### WHAT TO DO
Return all lines with the word "JSON" in them.

### RECORDS SUPPLIED
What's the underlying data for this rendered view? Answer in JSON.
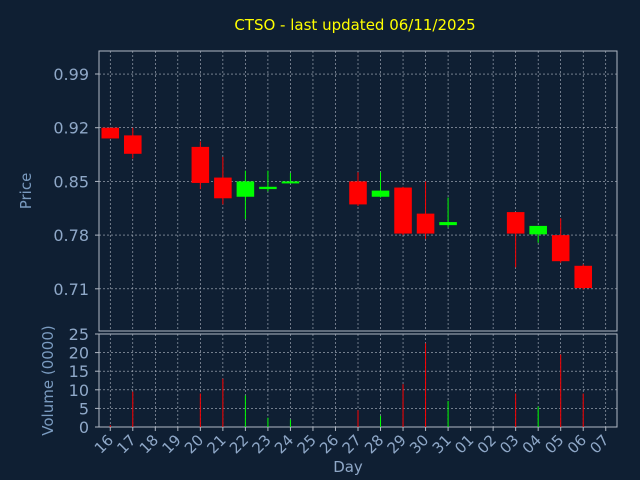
{
  "chart_data": {
    "type": "candlestick",
    "title": "CTSO - last updated 06/11/2025",
    "xlabel": "Day",
    "price_panel": {
      "ylabel": "Price",
      "ylim": [
        0.655,
        1.02
      ],
      "yticks": [
        0.71,
        0.78,
        0.85,
        0.92,
        0.99
      ],
      "ytick_labels": [
        "0.71",
        "0.78",
        "0.85",
        "0.92",
        "0.99"
      ]
    },
    "volume_panel": {
      "ylabel": "Volume (0000)",
      "ylim": [
        0,
        25
      ],
      "yticks": [
        0,
        5,
        10,
        15,
        20,
        25
      ],
      "ytick_labels": [
        "0",
        "5",
        "10",
        "15",
        "20",
        "25"
      ]
    },
    "x_tick_labels": [
      "16",
      "17",
      "18",
      "19",
      "20",
      "21",
      "22",
      "23",
      "24",
      "25",
      "26",
      "27",
      "28",
      "29",
      "30",
      "31",
      "01",
      "02",
      "03",
      "04",
      "05",
      "06",
      "07"
    ],
    "grid": true,
    "colors": {
      "background": "#0f1f33",
      "grid": "#b0b8c4",
      "axis_text": "#8fa8c8",
      "title": "#ffff00",
      "label": "#7a9bc0",
      "up": "#00ff00",
      "down": "#ff0000"
    },
    "candles": [
      {
        "x": "16",
        "open": 0.92,
        "high": 0.92,
        "low": 0.906,
        "close": 0.906,
        "volume": 0.5
      },
      {
        "x": "17",
        "open": 0.91,
        "high": 0.92,
        "low": 0.88,
        "close": 0.886,
        "volume": 9.5
      },
      {
        "x": "20",
        "open": 0.895,
        "high": 0.902,
        "low": 0.84,
        "close": 0.848,
        "volume": 9.0
      },
      {
        "x": "21",
        "open": 0.855,
        "high": 0.882,
        "low": 0.82,
        "close": 0.828,
        "volume": 13.0
      },
      {
        "x": "22",
        "open": 0.83,
        "high": 0.864,
        "low": 0.801,
        "close": 0.85,
        "volume": 8.5
      },
      {
        "x": "23",
        "open": 0.84,
        "high": 0.864,
        "low": 0.837,
        "close": 0.843,
        "volume": 2.5
      },
      {
        "x": "24",
        "open": 0.849,
        "high": 0.861,
        "low": 0.848,
        "close": 0.85,
        "volume": 2.0
      },
      {
        "x": "27",
        "open": 0.85,
        "high": 0.862,
        "low": 0.818,
        "close": 0.82,
        "volume": 4.5
      },
      {
        "x": "28",
        "open": 0.83,
        "high": 0.862,
        "low": 0.829,
        "close": 0.838,
        "volume": 3.0
      },
      {
        "x": "29",
        "open": 0.842,
        "high": 0.843,
        "low": 0.78,
        "close": 0.782,
        "volume": 11.5
      },
      {
        "x": "30",
        "open": 0.808,
        "high": 0.85,
        "low": 0.775,
        "close": 0.782,
        "volume": 22.5
      },
      {
        "x": "31",
        "open": 0.793,
        "high": 0.829,
        "low": 0.79,
        "close": 0.797,
        "volume": 7.0
      },
      {
        "x": "03",
        "open": 0.81,
        "high": 0.81,
        "low": 0.738,
        "close": 0.782,
        "volume": 9.0
      },
      {
        "x": "04",
        "open": 0.781,
        "high": 0.792,
        "low": 0.77,
        "close": 0.792,
        "volume": 5.5
      },
      {
        "x": "05",
        "open": 0.78,
        "high": 0.802,
        "low": 0.744,
        "close": 0.746,
        "volume": 19.5
      },
      {
        "x": "06",
        "open": 0.74,
        "high": 0.742,
        "low": 0.709,
        "close": 0.711,
        "volume": 9.0
      }
    ]
  }
}
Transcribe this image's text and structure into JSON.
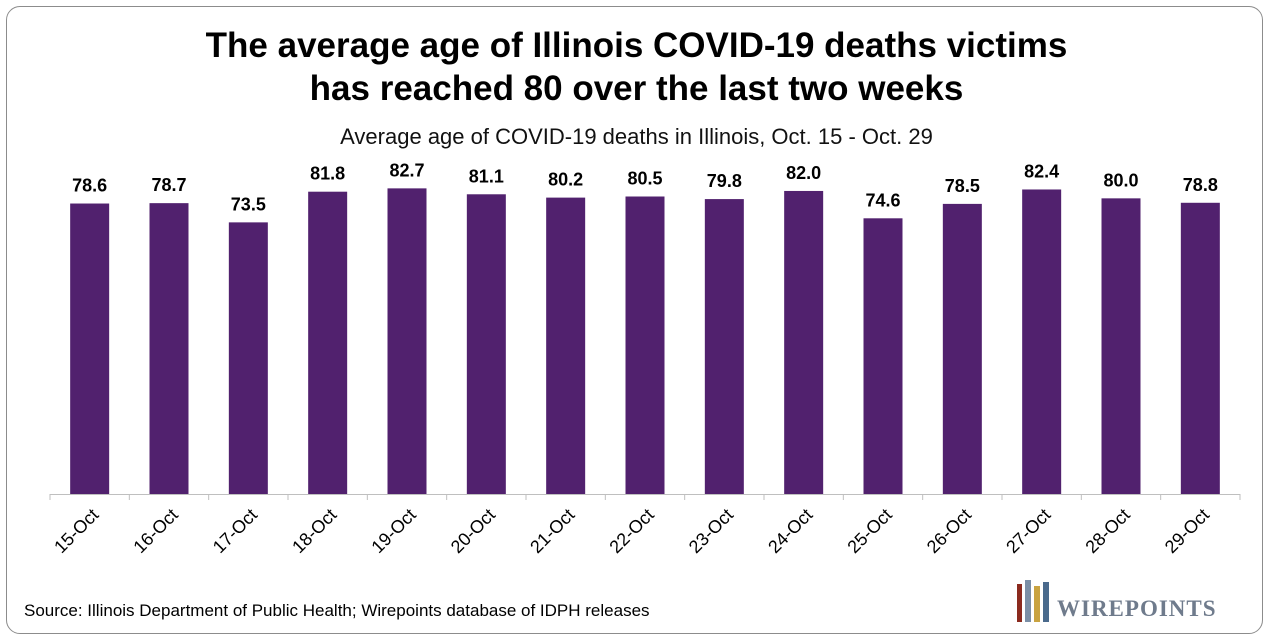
{
  "chart_data": {
    "type": "bar",
    "title_line1": "The average age of Illinois COVID-19 deaths victims",
    "title_line2": "has reached 80 over the last two weeks",
    "subtitle": "Average age of COVID-19 deaths in Illinois, Oct. 15 - Oct. 29",
    "categories": [
      "15-Oct",
      "16-Oct",
      "17-Oct",
      "18-Oct",
      "19-Oct",
      "20-Oct",
      "21-Oct",
      "22-Oct",
      "23-Oct",
      "24-Oct",
      "25-Oct",
      "26-Oct",
      "27-Oct",
      "28-Oct",
      "29-Oct"
    ],
    "values": [
      78.6,
      78.7,
      73.5,
      81.8,
      82.7,
      81.1,
      80.2,
      80.5,
      79.8,
      82.0,
      74.6,
      78.5,
      82.4,
      80.0,
      78.8
    ],
    "value_labels": [
      "78.6",
      "78.7",
      "73.5",
      "81.8",
      "82.7",
      "81.1",
      "80.2",
      "80.5",
      "79.8",
      "82.0",
      "74.6",
      "78.5",
      "82.4",
      "80.0",
      "78.8"
    ],
    "ylim": [
      0,
      92
    ],
    "xlabel": "",
    "ylabel": "",
    "bar_color": "#51216e",
    "grid": false,
    "legend": "none"
  },
  "source": "Source: Illinois Department of Public Health; Wirepoints database of IDPH releases",
  "logo": {
    "text": "WIREPOINTS",
    "colors": [
      "#8b2a1e",
      "#7b8fa6",
      "#c9a341",
      "#4a6a8c"
    ]
  }
}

### OUTPUT FOR THIS TASK
What's the underlying data for this rendered view? Answer in JSON.
Transcribe this image's text and structure into JSON.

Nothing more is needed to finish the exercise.